Data listing.
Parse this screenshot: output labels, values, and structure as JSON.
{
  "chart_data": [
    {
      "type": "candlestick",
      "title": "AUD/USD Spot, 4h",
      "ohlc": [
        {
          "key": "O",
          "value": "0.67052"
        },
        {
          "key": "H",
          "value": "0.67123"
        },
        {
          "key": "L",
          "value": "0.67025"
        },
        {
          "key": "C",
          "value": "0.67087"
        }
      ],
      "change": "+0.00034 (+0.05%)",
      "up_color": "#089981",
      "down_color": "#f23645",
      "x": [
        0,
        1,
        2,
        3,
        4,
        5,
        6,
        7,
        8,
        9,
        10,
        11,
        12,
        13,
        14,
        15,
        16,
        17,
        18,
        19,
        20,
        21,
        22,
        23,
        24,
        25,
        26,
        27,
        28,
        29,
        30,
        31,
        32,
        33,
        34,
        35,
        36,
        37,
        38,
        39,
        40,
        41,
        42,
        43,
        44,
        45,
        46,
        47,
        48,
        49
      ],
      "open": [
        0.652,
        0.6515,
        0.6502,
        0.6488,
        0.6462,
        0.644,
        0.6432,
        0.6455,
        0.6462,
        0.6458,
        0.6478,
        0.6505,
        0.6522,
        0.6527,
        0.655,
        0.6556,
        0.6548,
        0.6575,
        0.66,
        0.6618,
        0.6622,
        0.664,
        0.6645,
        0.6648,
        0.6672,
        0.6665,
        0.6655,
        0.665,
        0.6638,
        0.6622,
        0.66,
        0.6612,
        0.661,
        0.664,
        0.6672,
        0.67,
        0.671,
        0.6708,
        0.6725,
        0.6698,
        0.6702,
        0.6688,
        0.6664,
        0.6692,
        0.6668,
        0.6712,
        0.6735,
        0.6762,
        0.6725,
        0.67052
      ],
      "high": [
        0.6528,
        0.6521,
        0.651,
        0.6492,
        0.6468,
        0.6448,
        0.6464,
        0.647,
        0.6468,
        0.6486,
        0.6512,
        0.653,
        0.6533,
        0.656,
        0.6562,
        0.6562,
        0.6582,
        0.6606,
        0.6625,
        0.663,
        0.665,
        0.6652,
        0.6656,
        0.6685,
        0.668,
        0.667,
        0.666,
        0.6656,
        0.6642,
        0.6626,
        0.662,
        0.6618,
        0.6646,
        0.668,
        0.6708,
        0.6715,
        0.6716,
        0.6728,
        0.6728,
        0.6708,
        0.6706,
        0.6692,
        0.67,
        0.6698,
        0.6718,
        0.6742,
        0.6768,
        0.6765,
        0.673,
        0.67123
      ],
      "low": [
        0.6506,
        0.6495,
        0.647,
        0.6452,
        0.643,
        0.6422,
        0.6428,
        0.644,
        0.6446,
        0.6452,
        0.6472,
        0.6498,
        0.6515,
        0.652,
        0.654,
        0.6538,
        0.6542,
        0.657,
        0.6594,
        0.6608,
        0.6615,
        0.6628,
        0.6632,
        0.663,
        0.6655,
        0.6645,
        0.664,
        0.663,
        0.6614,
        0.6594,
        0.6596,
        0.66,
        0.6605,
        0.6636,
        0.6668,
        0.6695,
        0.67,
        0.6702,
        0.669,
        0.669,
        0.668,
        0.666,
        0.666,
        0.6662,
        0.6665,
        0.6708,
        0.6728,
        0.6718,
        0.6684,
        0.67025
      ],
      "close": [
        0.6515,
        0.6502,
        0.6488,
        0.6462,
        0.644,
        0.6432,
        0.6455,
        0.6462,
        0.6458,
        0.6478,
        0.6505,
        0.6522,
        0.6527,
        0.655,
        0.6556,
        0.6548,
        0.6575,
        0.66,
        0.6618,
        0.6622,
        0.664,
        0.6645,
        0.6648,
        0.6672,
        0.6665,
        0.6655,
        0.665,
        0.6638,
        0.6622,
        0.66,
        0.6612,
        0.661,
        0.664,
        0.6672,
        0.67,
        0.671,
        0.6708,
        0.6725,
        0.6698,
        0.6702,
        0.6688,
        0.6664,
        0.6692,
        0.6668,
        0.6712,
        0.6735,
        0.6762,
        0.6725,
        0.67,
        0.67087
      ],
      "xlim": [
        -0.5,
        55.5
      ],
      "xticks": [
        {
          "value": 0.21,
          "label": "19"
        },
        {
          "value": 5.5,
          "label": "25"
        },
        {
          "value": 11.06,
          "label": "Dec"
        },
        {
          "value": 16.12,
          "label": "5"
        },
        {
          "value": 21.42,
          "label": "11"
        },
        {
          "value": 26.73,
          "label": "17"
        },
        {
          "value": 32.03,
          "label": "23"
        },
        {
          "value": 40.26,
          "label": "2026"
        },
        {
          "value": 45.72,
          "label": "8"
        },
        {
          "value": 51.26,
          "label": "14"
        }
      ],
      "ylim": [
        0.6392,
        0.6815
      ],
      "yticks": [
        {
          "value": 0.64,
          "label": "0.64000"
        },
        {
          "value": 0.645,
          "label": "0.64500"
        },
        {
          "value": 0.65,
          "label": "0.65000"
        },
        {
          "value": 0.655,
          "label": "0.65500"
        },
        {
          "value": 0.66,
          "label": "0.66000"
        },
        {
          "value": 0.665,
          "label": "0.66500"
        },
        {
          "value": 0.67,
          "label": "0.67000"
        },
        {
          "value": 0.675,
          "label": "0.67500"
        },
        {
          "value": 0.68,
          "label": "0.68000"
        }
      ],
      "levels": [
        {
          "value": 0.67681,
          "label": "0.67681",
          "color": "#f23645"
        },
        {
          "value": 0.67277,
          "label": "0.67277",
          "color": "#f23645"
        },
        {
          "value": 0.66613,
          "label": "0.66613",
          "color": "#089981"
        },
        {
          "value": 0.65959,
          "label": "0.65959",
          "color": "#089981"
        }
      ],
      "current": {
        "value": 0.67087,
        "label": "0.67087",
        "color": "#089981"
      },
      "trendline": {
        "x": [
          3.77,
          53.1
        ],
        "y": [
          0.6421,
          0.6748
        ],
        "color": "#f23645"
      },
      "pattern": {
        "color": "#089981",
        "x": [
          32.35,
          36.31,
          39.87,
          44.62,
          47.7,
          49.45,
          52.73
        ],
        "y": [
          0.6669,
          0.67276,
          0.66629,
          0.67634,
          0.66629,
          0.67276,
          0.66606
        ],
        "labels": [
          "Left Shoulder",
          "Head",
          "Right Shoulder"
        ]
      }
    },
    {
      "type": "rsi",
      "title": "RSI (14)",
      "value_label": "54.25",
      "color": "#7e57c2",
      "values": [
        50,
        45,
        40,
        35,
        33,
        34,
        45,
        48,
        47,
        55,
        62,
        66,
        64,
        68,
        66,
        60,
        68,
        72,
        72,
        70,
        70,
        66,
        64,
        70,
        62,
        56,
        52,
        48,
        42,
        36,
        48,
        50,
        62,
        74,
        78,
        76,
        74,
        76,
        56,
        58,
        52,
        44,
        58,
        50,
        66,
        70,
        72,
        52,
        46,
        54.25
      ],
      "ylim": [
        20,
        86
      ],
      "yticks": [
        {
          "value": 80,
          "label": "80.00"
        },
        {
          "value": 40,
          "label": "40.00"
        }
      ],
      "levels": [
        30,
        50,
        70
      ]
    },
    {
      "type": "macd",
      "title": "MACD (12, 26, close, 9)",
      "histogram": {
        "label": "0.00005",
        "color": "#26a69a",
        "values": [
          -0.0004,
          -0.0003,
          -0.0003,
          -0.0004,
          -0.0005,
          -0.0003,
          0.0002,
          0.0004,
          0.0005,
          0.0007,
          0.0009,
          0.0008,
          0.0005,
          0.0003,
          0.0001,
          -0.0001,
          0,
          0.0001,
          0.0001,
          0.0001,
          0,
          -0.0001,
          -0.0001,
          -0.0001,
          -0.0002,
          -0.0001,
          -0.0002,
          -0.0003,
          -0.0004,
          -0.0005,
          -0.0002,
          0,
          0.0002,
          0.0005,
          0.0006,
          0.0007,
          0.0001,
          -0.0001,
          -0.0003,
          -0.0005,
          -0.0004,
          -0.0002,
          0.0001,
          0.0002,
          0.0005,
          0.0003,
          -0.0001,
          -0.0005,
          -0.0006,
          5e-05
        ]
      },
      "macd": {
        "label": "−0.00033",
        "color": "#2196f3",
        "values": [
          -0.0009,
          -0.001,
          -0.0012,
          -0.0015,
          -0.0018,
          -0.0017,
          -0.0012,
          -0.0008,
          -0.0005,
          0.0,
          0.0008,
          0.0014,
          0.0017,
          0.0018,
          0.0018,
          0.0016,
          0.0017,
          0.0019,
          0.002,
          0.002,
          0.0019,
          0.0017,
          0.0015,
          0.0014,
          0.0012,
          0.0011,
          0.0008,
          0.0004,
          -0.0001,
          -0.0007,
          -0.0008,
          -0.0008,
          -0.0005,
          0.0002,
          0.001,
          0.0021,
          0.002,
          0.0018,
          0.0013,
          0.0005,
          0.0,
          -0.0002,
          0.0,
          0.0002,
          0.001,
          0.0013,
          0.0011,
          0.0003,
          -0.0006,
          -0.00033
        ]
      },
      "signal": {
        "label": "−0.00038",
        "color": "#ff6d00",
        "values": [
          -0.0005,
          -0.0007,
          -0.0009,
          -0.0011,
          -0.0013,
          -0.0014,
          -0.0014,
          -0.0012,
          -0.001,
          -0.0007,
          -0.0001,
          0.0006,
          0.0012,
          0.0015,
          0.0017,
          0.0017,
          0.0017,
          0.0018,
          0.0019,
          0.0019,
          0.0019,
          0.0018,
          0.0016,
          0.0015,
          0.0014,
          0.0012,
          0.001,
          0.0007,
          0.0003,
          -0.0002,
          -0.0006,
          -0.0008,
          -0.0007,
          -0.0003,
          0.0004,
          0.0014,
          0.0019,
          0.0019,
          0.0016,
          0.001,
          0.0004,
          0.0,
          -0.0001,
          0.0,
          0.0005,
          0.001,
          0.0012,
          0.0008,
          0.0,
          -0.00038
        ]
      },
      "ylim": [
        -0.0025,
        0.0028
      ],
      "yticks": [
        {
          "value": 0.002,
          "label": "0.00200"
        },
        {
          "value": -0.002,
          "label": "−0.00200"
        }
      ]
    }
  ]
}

To be done. Pull out the lines above in which the word "labels" appears.

Result below.
Parse this screenshot: output labels, values, and structure as JSON.
        "labels": [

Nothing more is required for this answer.